Data entries for graphics
○ ○ ○ ○ ○ ○ ○
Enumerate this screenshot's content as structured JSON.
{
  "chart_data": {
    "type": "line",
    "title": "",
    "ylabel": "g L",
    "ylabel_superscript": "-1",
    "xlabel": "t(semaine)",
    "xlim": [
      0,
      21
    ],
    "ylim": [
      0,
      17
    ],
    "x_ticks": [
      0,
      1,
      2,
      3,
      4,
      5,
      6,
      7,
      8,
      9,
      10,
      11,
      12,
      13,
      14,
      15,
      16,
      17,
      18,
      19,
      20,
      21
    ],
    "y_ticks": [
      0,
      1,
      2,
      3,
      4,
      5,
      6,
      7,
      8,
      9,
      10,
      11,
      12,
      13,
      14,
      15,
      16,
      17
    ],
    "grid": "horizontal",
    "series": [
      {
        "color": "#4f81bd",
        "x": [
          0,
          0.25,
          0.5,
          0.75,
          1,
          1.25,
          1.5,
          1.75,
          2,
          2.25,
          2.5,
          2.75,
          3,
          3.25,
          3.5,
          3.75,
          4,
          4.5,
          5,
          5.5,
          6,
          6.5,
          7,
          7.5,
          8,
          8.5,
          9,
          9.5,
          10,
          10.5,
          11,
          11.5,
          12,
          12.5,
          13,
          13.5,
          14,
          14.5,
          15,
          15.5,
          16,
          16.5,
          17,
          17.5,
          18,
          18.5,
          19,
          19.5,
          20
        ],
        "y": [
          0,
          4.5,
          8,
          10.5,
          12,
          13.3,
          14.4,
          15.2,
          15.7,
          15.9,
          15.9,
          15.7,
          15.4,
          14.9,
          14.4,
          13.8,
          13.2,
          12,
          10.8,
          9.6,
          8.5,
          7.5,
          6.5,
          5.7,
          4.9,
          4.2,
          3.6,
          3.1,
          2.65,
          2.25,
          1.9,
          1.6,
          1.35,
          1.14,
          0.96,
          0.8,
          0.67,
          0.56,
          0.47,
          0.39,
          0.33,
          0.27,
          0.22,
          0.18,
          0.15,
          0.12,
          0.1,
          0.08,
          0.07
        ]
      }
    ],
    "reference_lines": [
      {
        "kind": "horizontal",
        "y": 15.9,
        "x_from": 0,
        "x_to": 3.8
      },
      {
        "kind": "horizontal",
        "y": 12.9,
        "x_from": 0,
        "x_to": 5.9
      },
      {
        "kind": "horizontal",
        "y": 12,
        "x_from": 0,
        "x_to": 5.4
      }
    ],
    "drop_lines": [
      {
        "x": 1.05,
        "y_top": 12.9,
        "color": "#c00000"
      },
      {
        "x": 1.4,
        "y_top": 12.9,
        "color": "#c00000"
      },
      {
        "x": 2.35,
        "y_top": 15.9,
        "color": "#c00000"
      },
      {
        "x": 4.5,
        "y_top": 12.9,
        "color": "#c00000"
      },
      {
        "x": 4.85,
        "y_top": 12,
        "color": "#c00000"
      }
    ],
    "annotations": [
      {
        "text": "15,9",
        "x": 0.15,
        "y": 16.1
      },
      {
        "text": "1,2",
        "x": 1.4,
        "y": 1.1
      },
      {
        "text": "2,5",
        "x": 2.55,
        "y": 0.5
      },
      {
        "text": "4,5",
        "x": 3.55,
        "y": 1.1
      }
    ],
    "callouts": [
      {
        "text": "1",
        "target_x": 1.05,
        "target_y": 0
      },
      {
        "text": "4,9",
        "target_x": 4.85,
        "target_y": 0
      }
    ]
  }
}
○ ○ ○ ○ ○ ○ ○
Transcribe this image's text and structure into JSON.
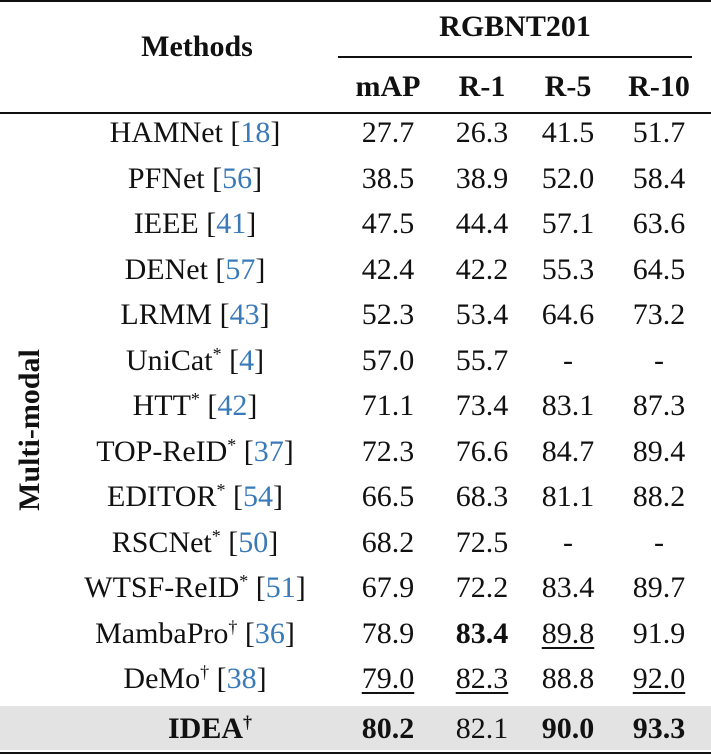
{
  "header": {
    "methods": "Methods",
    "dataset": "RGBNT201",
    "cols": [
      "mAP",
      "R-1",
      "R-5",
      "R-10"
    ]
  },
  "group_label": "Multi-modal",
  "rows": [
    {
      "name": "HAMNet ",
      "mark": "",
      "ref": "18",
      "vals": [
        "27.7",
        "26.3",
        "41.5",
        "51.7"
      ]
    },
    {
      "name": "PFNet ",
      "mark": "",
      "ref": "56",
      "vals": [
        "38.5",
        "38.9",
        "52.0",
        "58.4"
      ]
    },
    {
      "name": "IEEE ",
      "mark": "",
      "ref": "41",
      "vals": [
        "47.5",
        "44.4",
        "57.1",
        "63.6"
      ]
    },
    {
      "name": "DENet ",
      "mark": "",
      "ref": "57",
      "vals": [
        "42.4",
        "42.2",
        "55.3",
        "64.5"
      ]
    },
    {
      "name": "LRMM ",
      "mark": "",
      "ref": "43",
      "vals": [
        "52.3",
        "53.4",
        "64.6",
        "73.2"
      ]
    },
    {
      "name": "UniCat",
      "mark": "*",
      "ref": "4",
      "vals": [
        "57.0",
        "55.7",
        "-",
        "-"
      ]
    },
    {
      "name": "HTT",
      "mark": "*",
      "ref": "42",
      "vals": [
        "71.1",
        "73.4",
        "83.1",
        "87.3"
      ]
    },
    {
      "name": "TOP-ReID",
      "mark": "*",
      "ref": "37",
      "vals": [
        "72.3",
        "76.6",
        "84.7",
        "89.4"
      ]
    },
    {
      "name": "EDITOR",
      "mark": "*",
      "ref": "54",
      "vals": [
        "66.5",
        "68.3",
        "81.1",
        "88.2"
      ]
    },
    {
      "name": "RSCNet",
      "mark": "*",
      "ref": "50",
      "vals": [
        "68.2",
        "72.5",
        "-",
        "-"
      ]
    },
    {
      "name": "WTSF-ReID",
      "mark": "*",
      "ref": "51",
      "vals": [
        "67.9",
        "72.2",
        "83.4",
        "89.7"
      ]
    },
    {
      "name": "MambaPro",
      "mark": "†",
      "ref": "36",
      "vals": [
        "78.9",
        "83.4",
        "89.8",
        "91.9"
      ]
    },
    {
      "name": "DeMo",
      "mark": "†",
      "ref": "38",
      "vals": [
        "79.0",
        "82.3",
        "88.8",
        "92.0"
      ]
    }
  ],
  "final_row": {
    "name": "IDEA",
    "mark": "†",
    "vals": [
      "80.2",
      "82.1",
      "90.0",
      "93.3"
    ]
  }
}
○ ○ ○ ○ ○ ○ ○
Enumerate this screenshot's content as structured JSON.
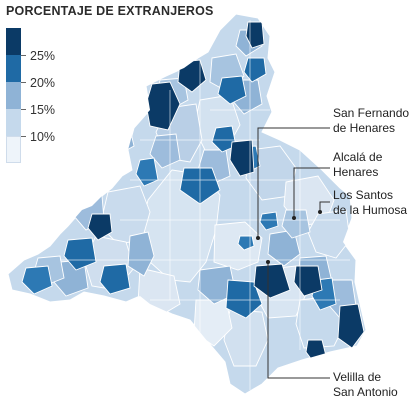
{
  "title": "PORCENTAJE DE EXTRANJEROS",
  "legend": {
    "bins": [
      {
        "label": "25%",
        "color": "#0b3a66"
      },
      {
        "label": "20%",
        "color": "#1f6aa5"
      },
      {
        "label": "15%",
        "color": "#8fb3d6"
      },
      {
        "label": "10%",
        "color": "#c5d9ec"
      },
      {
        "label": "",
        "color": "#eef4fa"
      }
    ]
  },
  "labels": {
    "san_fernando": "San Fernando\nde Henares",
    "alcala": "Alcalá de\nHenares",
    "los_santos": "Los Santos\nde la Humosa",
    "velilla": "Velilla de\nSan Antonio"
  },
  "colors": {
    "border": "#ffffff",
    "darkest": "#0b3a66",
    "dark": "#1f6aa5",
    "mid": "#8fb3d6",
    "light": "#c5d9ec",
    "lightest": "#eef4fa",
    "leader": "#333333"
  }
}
○ ○ ○ ○ ○ ○ ○
Using the listing above, gather each line that holds the string "text" and copy it.

> _Output below_:
        "text": "15,9",
        "text": "1,2",
        "text": "2,5",
        "text": "4,5",
        "text": "1",
        "text": "4,9",
Transcribe this image's text and structure into JSON.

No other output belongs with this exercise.